= What is asked =
For each line of the data below that holds "turn", copy the line.

= Extracted information =
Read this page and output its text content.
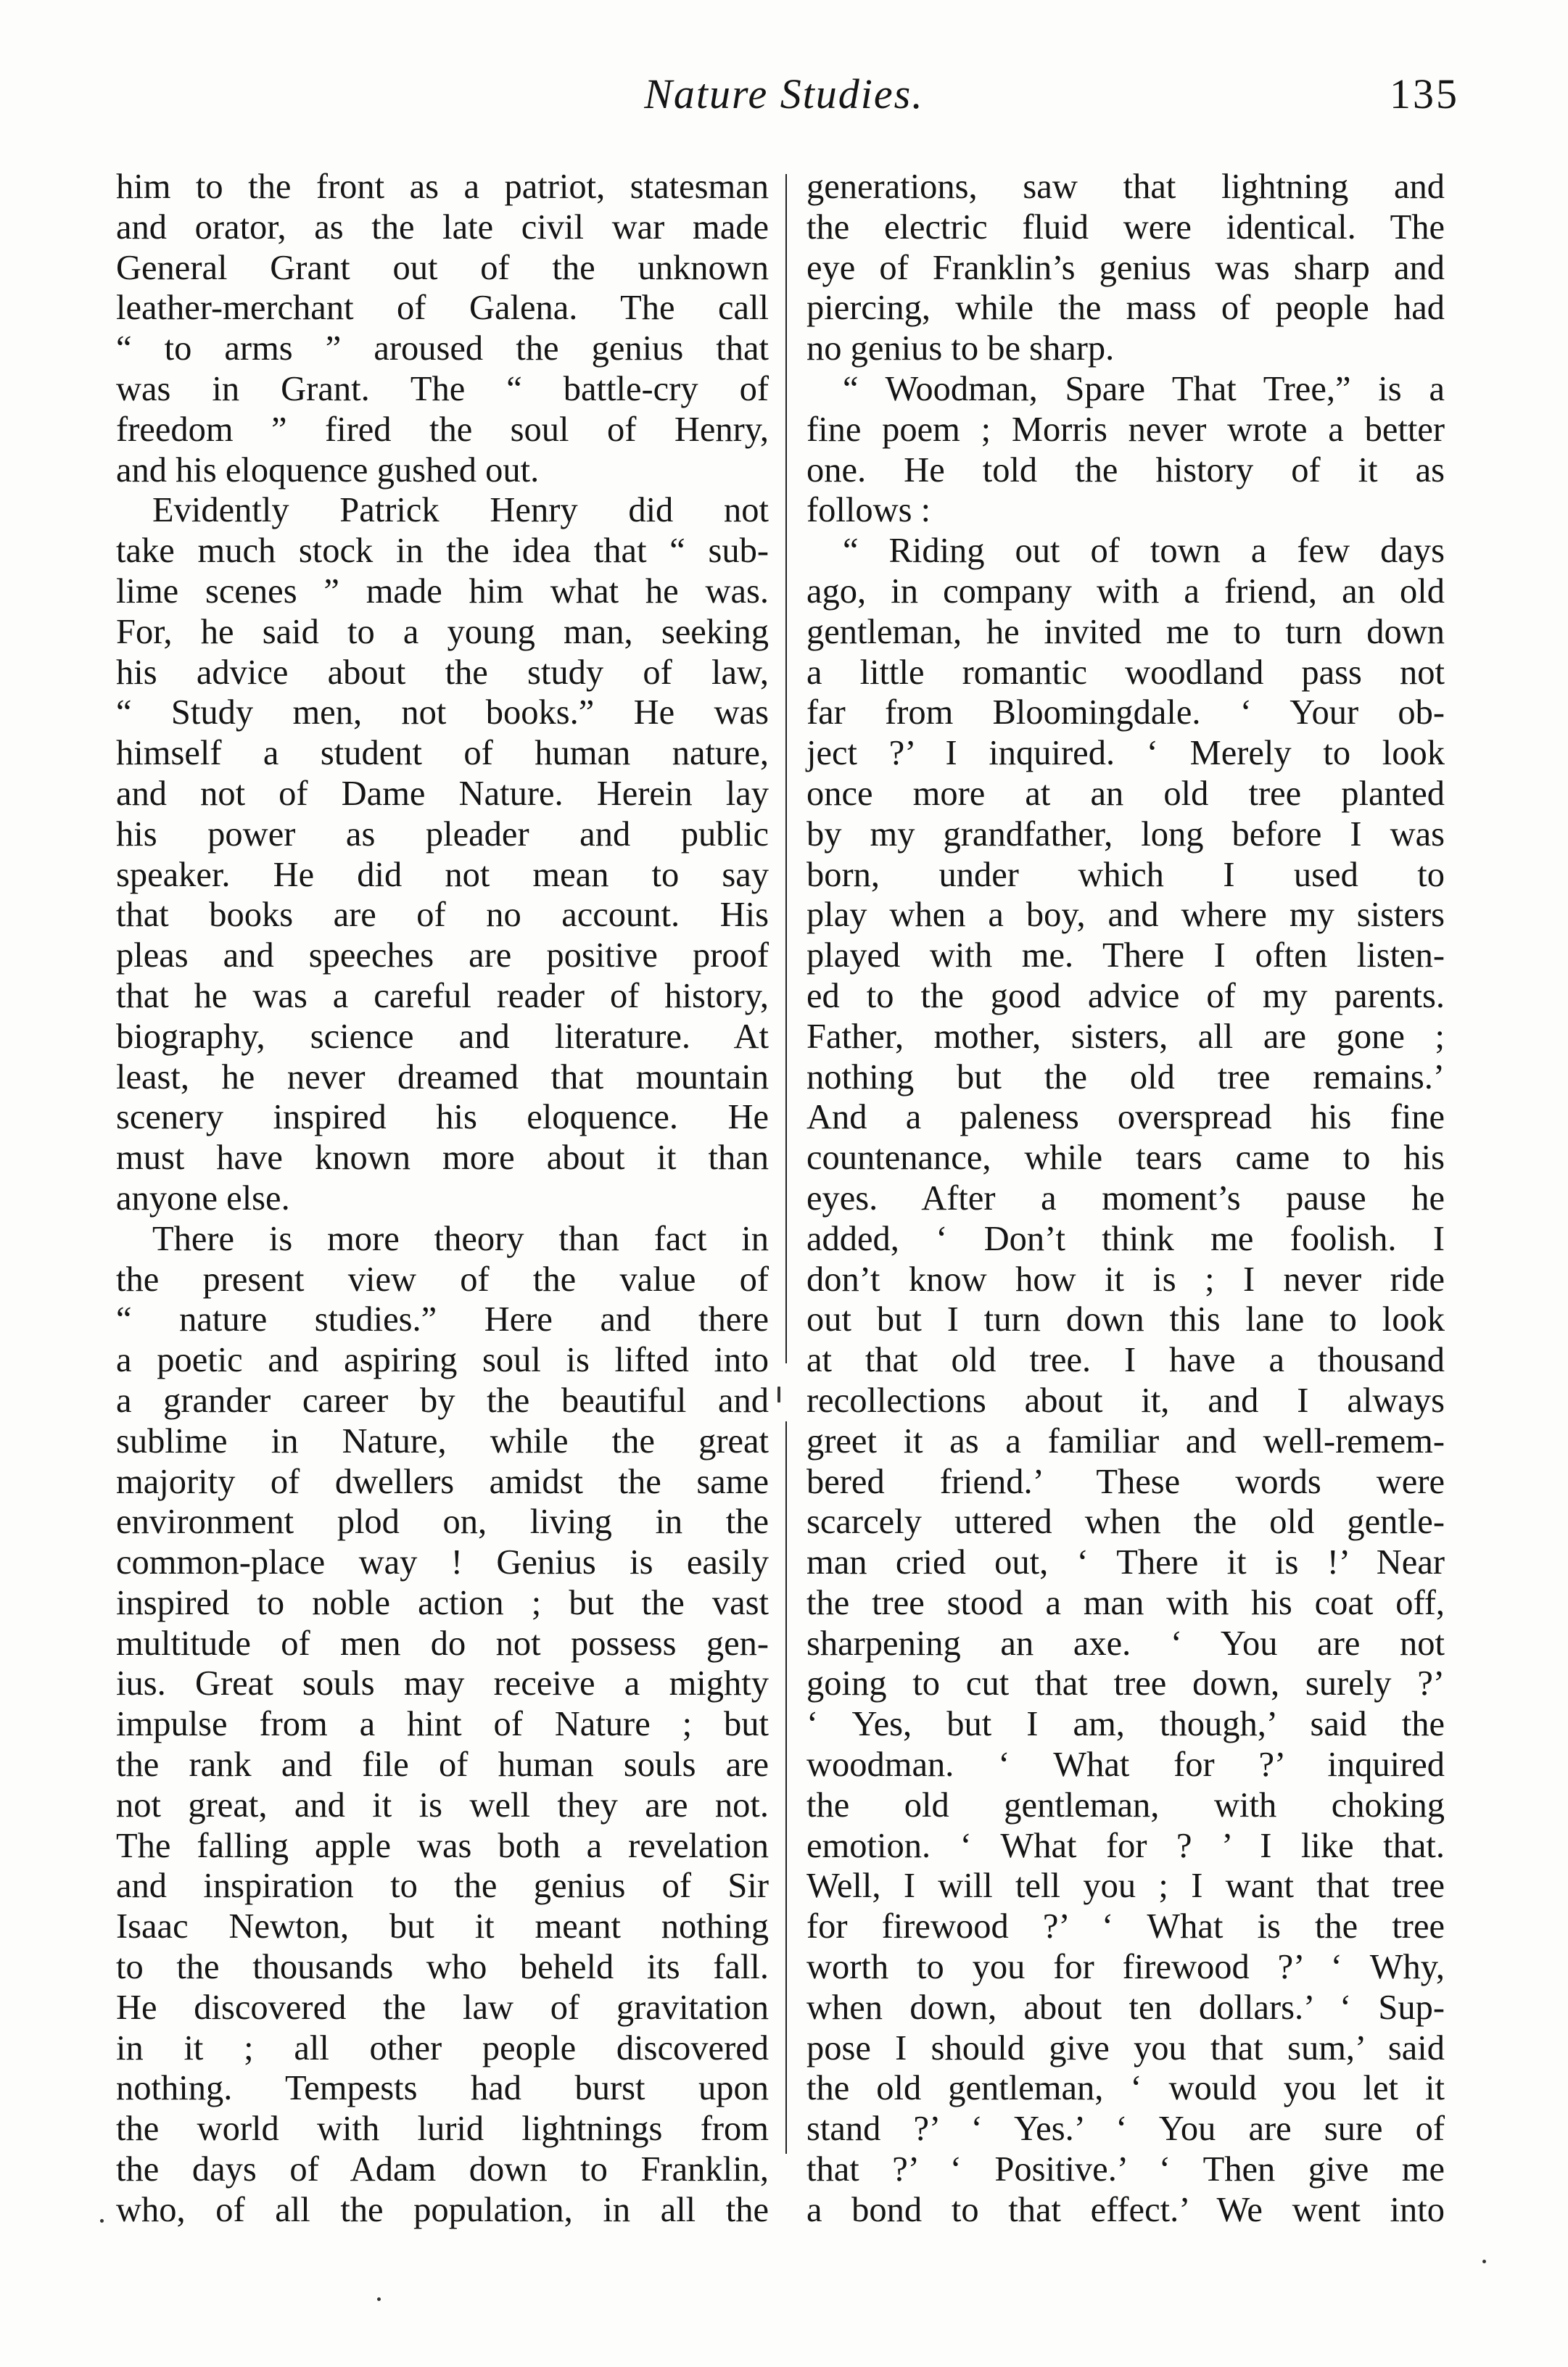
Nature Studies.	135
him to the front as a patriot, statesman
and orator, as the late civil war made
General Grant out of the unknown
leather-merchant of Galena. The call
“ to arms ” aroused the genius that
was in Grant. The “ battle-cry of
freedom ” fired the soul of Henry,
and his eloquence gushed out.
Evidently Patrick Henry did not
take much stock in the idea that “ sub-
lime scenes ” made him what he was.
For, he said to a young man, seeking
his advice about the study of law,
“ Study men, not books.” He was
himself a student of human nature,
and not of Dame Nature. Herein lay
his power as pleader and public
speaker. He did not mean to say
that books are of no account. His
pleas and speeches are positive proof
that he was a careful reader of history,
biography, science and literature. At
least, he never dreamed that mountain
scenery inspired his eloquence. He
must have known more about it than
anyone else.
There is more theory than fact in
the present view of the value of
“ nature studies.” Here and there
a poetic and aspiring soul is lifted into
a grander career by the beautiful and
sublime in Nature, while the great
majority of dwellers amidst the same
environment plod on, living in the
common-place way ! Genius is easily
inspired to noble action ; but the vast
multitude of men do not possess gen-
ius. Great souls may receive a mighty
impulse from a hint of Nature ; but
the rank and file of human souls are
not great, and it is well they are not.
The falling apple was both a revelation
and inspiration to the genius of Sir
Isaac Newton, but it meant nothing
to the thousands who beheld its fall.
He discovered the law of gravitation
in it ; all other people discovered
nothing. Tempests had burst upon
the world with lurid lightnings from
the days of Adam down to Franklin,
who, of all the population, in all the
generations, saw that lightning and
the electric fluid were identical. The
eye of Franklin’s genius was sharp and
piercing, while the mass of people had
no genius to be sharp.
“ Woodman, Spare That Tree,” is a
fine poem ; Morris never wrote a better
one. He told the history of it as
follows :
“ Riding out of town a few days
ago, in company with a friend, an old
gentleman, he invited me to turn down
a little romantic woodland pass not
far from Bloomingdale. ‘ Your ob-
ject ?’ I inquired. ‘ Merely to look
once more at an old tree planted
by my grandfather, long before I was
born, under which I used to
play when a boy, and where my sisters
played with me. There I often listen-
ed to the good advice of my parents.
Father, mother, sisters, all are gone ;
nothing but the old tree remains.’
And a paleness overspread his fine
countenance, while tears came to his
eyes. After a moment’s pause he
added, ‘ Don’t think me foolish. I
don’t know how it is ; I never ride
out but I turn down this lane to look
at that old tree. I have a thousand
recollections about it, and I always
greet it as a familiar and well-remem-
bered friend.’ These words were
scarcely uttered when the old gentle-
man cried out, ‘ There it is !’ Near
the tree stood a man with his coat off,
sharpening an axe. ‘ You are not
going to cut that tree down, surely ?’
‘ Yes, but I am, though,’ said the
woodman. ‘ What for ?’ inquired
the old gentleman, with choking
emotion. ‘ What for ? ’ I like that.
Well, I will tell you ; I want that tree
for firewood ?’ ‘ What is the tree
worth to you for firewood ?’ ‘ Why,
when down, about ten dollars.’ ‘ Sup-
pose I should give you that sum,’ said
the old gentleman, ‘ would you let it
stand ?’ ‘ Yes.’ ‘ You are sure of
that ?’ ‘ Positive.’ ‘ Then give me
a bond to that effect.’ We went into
...
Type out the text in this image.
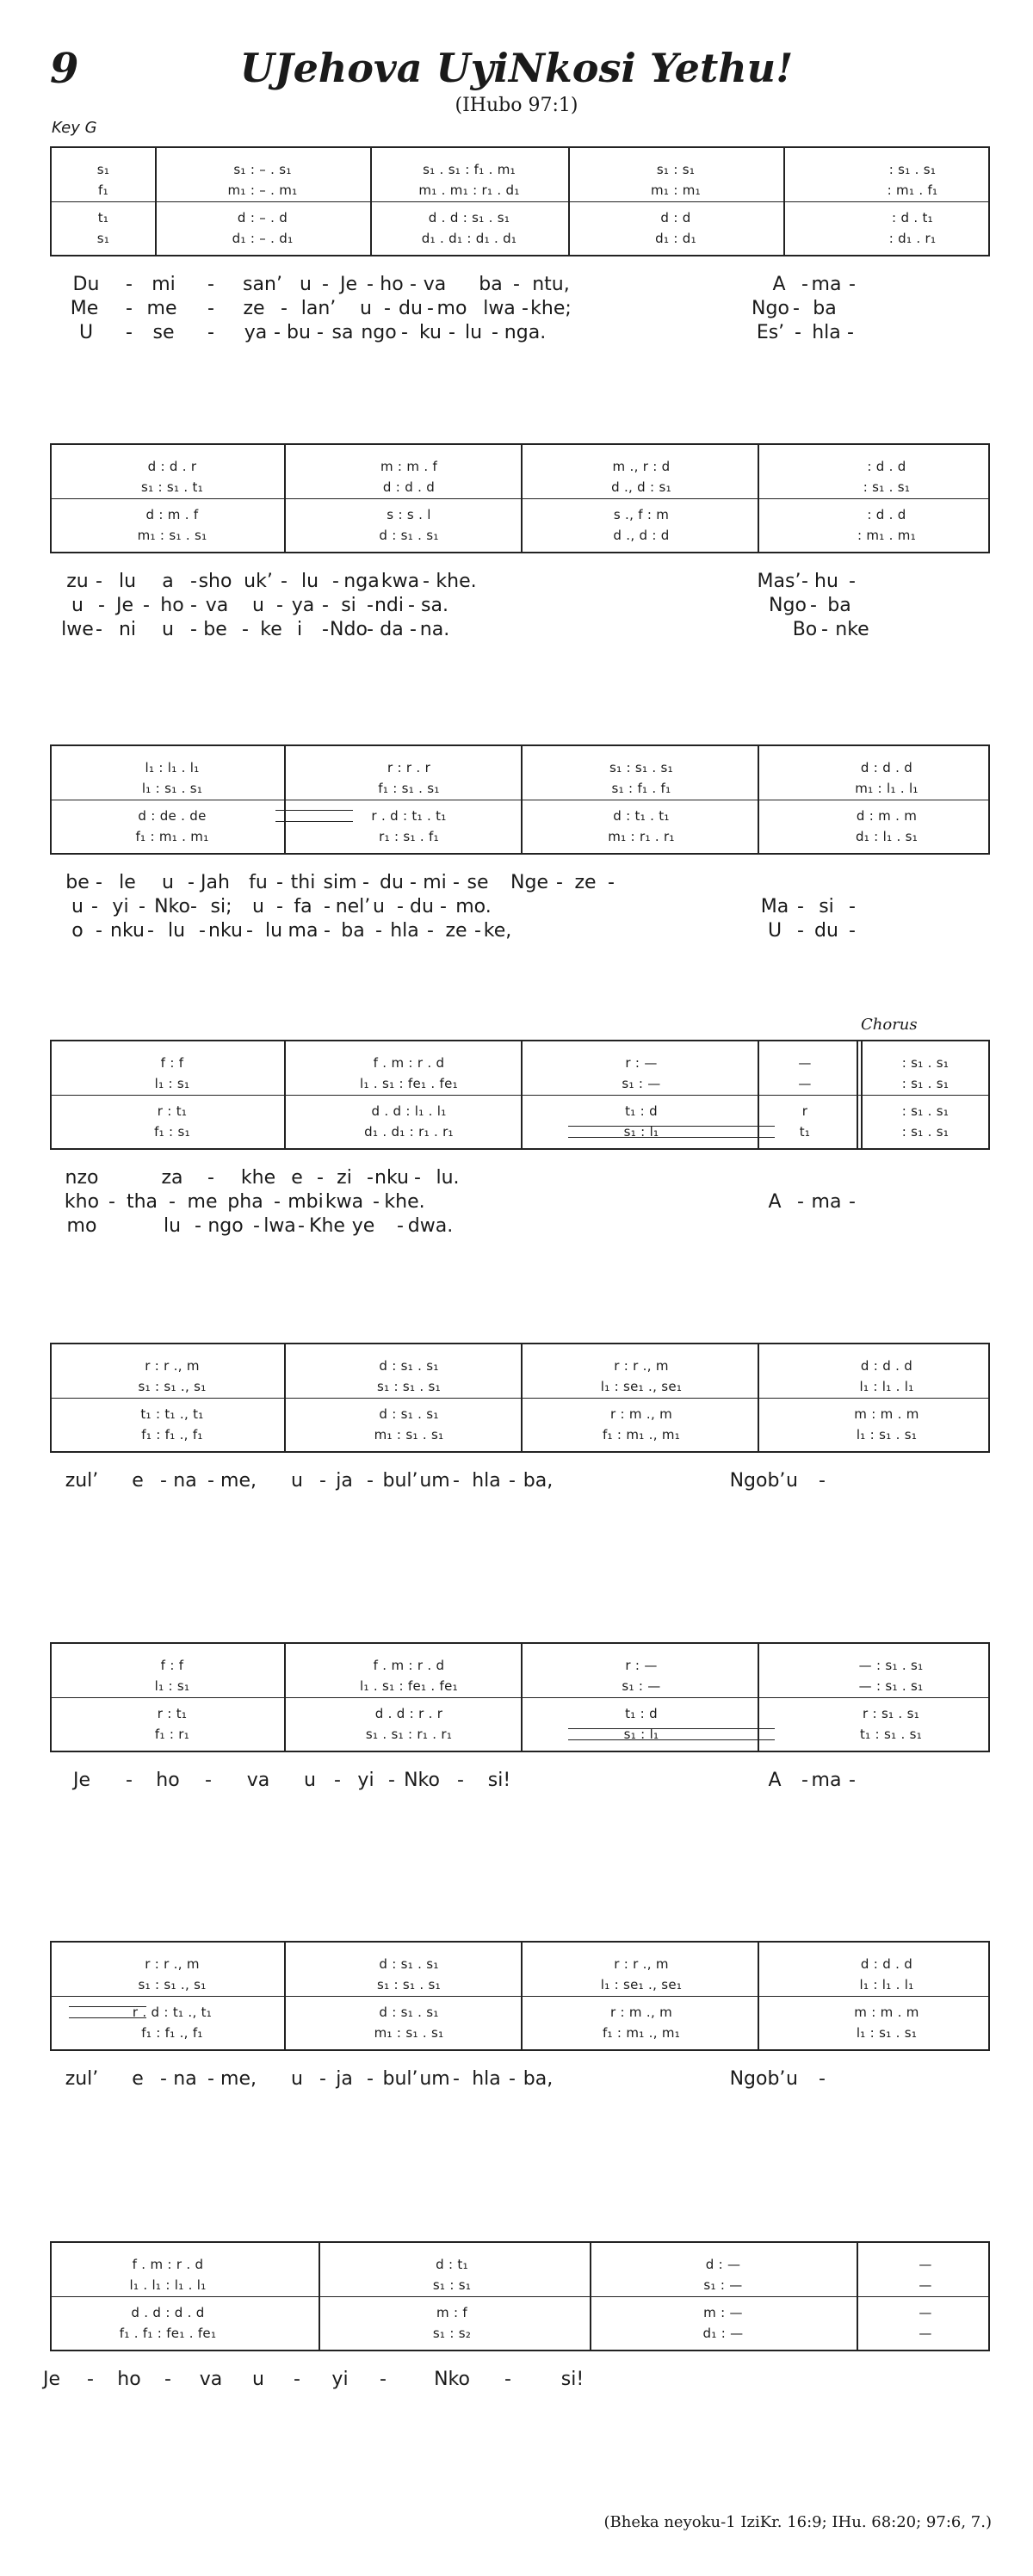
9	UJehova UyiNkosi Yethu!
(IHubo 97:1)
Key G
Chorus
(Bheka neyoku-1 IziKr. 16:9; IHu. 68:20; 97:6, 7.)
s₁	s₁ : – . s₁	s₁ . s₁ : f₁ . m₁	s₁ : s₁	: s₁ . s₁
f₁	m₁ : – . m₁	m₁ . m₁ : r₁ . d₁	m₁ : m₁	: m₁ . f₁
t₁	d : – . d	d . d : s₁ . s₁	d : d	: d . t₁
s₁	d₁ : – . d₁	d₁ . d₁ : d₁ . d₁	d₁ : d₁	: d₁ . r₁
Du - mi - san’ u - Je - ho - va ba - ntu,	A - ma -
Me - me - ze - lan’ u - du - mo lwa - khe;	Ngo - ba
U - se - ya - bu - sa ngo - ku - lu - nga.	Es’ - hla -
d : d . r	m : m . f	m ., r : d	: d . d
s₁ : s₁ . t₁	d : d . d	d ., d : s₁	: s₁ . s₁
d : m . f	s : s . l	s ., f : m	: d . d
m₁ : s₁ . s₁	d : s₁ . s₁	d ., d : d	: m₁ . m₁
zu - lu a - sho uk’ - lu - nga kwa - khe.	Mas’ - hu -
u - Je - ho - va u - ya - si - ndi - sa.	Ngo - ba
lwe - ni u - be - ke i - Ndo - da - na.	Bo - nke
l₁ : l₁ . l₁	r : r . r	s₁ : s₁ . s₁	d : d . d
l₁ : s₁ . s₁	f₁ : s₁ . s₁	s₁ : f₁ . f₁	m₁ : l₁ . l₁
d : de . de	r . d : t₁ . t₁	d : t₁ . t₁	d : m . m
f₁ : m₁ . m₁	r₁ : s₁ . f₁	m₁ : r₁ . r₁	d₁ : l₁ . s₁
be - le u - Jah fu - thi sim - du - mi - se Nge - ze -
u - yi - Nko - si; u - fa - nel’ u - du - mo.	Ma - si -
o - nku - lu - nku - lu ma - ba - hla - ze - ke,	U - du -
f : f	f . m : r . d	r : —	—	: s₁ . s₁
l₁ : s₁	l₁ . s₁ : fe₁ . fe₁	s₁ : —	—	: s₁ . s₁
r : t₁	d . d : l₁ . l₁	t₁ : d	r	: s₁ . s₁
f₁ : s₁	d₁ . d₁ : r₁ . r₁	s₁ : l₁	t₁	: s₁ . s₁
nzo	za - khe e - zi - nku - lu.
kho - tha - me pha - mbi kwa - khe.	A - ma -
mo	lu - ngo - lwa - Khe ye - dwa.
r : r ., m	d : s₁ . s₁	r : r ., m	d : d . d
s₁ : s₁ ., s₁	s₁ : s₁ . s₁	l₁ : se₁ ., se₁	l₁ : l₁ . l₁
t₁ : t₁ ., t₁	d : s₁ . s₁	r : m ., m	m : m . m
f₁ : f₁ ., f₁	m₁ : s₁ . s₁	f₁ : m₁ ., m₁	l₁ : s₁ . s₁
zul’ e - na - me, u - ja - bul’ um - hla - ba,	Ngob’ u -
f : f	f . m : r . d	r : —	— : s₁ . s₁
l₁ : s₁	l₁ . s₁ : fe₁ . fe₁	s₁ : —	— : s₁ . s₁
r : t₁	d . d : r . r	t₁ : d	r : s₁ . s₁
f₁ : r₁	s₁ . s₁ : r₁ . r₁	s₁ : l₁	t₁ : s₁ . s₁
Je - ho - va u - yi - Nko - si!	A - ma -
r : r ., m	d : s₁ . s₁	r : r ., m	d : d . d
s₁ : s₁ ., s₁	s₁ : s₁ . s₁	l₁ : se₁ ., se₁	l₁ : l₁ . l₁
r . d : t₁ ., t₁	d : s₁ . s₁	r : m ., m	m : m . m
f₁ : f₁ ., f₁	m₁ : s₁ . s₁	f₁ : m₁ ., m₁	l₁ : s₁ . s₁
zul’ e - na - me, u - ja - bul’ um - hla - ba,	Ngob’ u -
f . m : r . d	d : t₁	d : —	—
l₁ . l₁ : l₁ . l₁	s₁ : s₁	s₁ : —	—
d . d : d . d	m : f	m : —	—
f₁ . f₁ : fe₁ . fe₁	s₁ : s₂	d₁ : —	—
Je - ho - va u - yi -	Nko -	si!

= In response =
gentleman, he invited me to turn down
out but I turn down this lane to look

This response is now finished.